Dataset rows
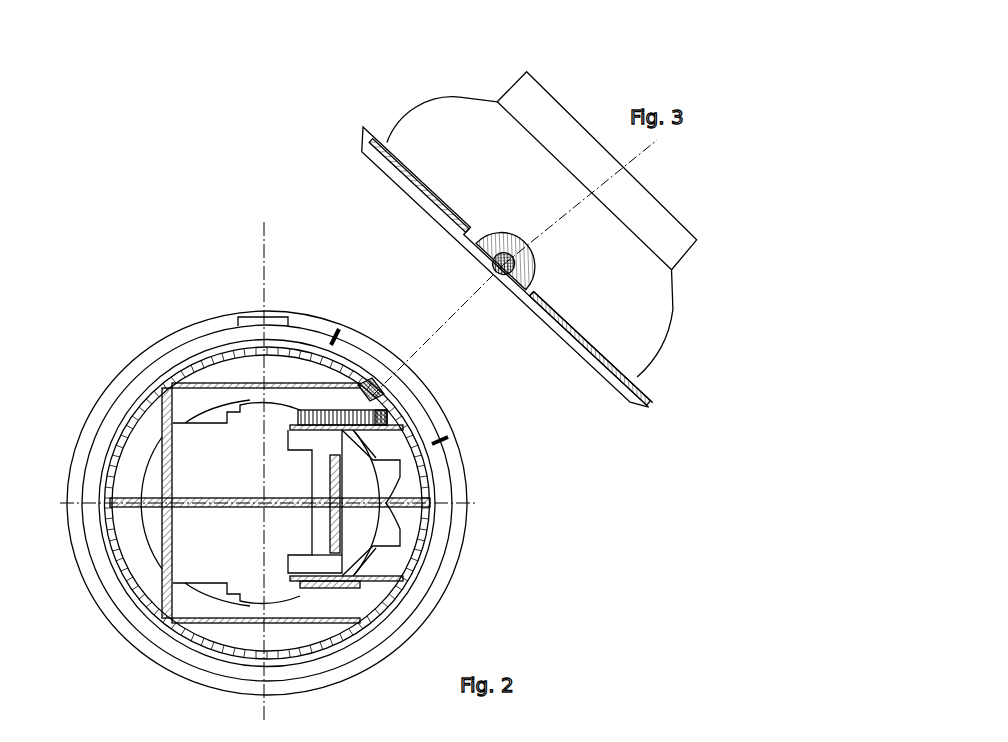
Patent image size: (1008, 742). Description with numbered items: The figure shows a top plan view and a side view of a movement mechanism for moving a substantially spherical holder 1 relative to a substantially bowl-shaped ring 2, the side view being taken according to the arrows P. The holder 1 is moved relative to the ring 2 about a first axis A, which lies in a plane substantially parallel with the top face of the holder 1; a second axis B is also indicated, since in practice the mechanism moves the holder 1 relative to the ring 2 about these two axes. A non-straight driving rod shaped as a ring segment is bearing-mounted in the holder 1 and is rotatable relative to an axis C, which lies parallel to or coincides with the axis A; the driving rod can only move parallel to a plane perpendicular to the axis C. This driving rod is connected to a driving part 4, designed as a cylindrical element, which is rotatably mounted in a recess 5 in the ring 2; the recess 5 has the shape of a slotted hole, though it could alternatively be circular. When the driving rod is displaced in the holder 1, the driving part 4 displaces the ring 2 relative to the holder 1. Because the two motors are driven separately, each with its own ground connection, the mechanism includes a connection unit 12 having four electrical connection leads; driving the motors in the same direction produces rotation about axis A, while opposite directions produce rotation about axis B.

In FIG. 2, the holder 1 is at (183, 400).
In FIG. 3, the holder 1 is at (560, 204).
In FIG. 2, the ring 2 is at (171, 329).
In FIG. 3, the ring 2 is at (525, 252).
In FIG. 2, the driving part 4 is at (385, 396).
In FIG. 3, the driving part 4 is at (500, 294).
In FIG. 3, the recess 5 is at (490, 272).
In FIG. 2, the connection unit 12 is at (270, 311).
In FIG. 2, the arrows P is at (341, 333).
In FIG. 2, the first axis A is at (264, 707).
In FIG. 2, the second axis B is at (58, 498).
In FIG. 2, the axis C is at (264, 267).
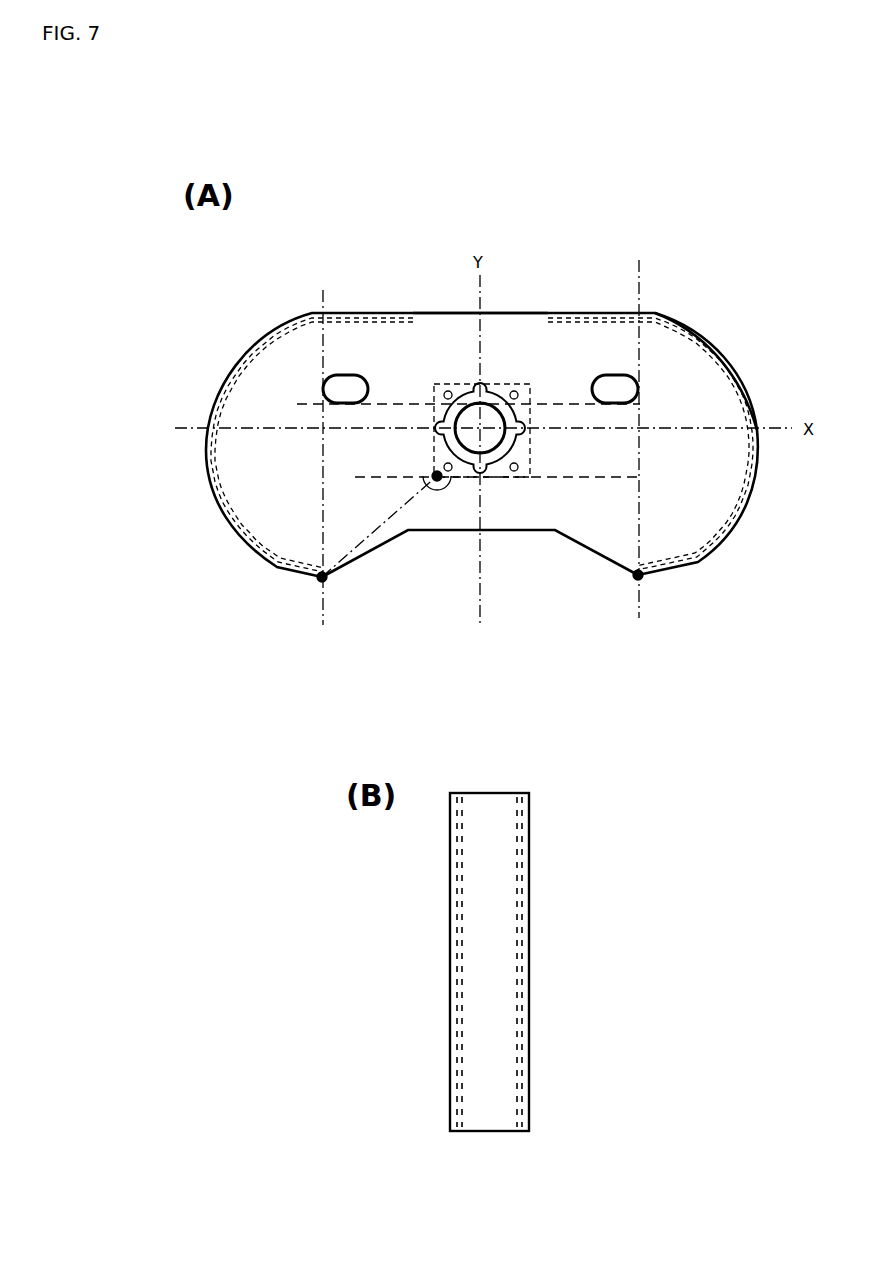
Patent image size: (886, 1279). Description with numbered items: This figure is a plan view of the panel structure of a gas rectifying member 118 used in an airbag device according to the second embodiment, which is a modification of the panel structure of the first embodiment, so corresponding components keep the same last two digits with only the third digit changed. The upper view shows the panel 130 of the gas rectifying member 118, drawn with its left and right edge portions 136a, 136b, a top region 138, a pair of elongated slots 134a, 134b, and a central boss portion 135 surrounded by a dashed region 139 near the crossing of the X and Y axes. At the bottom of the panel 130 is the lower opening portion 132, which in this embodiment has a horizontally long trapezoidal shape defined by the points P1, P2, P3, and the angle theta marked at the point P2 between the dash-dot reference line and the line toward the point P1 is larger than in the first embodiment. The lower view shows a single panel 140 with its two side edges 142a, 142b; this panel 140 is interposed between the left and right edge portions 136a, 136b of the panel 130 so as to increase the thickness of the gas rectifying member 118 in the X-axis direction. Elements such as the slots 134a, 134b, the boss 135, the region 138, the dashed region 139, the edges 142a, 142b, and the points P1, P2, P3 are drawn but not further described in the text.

The gas rectifying member 118 is at (676, 283).
The panel 130 is at (433, 312).
The lower opening portion 132 is at (583, 548).
The slot 134a is at (352, 372).
The slot 134b is at (608, 374).
The boss flange 135 is at (527, 422).
The left edge portion 136a is at (248, 357).
The right edge portion 136b is at (728, 537).
The flat portion 138 is at (507, 327).
The mounting region 139 is at (433, 442).
The panel 140 is at (530, 818).
The side edge 142a is at (455, 936).
The side edge 142b is at (522, 913).
The point P1 is at (319, 579).
The point P2 is at (437, 476).
The point P3 is at (636, 580).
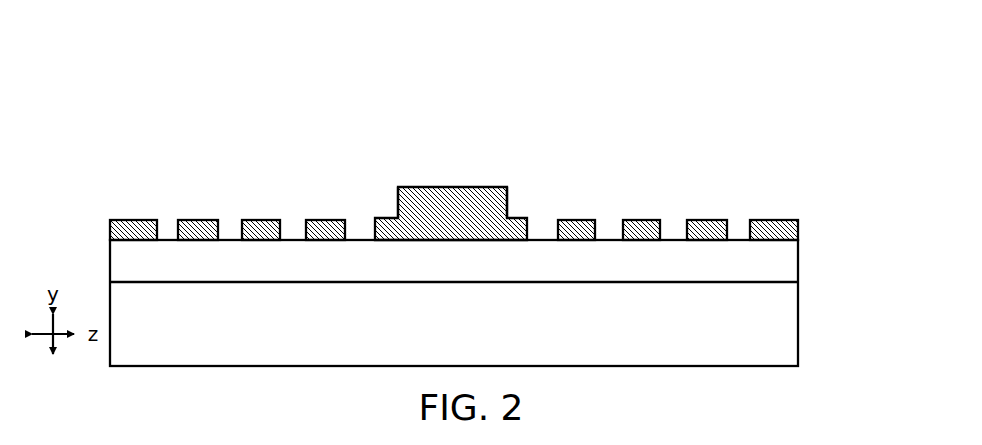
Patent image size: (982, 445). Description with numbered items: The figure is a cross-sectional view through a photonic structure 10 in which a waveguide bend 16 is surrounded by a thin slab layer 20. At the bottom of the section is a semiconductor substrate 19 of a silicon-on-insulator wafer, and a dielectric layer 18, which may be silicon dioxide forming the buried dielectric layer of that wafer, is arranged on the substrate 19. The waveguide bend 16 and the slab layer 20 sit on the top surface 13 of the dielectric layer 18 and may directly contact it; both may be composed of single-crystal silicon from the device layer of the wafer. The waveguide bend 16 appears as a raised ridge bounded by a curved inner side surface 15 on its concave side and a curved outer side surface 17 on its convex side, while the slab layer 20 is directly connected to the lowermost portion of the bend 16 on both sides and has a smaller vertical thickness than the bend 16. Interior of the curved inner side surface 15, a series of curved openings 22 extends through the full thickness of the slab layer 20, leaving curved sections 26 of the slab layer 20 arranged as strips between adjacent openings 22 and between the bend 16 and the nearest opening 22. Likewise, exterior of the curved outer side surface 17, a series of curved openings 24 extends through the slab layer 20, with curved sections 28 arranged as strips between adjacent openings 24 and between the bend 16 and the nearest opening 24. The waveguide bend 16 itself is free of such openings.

The structure 10 is at (122, 89).
The top surface 13 is at (780, 235).
The curved inner side surface 15 is at (398, 207).
The waveguide bend 16 is at (450, 203).
The curved outer side surface 17 is at (510, 205).
The dielectric layer 18 is at (775, 267).
The semiconductor substrate 19 is at (778, 338).
The slab layer 20 is at (128, 233).
The curved openings 22 is at (205, 103).
The curved openings 24 is at (531, 103).
The curved section 26 is at (195, 228).
The curved section 28 is at (577, 230).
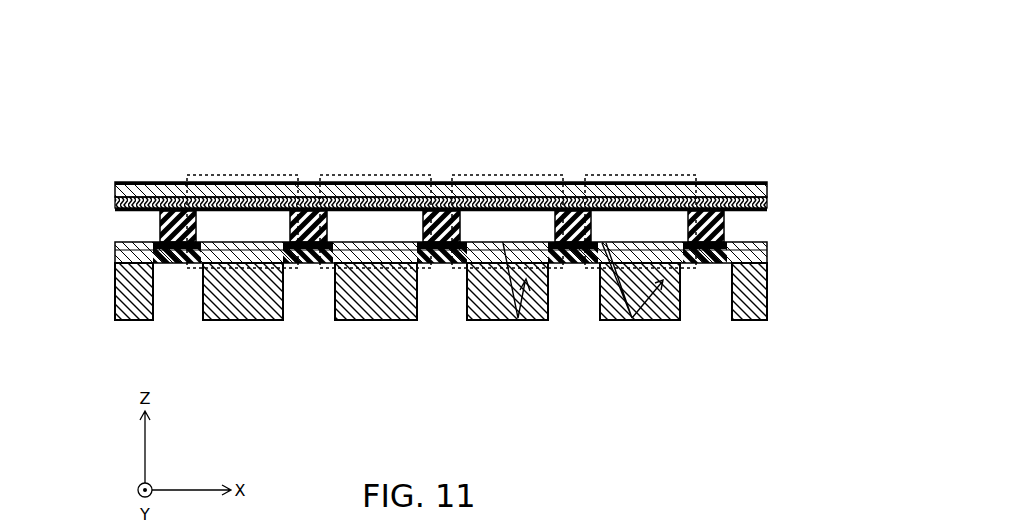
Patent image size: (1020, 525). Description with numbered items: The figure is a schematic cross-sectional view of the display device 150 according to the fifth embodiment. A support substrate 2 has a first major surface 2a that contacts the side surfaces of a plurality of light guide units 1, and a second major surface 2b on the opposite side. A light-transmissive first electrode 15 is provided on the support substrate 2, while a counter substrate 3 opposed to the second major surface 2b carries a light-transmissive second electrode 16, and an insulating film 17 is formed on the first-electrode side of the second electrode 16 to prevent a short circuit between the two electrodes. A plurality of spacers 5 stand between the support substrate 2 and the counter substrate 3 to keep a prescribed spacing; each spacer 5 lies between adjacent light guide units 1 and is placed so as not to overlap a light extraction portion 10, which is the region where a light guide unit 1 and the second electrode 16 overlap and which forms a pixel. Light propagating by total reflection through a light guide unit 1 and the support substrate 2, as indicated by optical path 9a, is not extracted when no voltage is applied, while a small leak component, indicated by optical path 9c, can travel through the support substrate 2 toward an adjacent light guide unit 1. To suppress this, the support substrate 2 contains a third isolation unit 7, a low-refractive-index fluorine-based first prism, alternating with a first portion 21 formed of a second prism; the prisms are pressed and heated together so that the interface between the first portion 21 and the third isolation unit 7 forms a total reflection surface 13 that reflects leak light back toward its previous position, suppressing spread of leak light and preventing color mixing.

The display device 150 is at (677, 86).
The light guide unit 1 is at (245, 305).
The support substrate 2 is at (120, 256).
The first major surface 2a is at (750, 300).
The second major surface 2b is at (750, 242).
The counter substrate 3 is at (143, 182).
The spacer 5 is at (307, 212).
The third isolation unit 7 is at (176, 264).
The optical path 9a is at (528, 321).
The optical path 9c is at (645, 321).
The light extraction portion 10 is at (238, 175).
The total reflection surface 13 is at (140, 268).
The first electrode 15 is at (120, 246).
The second electrode 16 is at (120, 190).
The insulating film 17 is at (120, 204).
The first portion 21 is at (527, 247).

> [Task description]: Report each line of the records above that contains the word "holder", matching case exactly. Copy each such line in full.

> [Answer to this exercise]:
Patent image size: (1008, 742). Description with numbered items: The figure shows a top plan view and a side view of a movement mechanism for moving a substantially spherical holder 1 relative to a substantially bowl-shaped ring 2, the side view being taken according to the arrows P. The holder 1 is moved relative to the ring 2 about a first axis A, which lies in a plane substantially parallel with the top face of the holder 1; a second axis B is also indicated, since in practice the mechanism moves the holder 1 relative to the ring 2 about these two axes. A non-straight driving rod shaped as a ring segment is bearing-mounted in the holder 1 and is rotatable relative to an axis C, which lies parallel to or coincides with the axis A; the driving rod can only move parallel to a plane perpendicular to the axis C. This driving rod is connected to a driving part 4, designed as a cylindrical element, which is rotatably mounted in a recess 5 in the ring 2; the recess 5 has the shape of a slotted hole, though it could alternatively be circular. When the driving rod is displaced in the holder 1, the driving part 4 displaces the ring 2 relative to the holder 1. Because the two motors are driven separately, each with its own ground connection, the mechanism includes a connection unit 12 having four electrical connection leads; driving the motors in the same direction produces rotation about axis A, while opposite directions produce rotation about axis B.
In FIG. 2, the holder 1 is at (183, 400).
In FIG. 3, the holder 1 is at (560, 204).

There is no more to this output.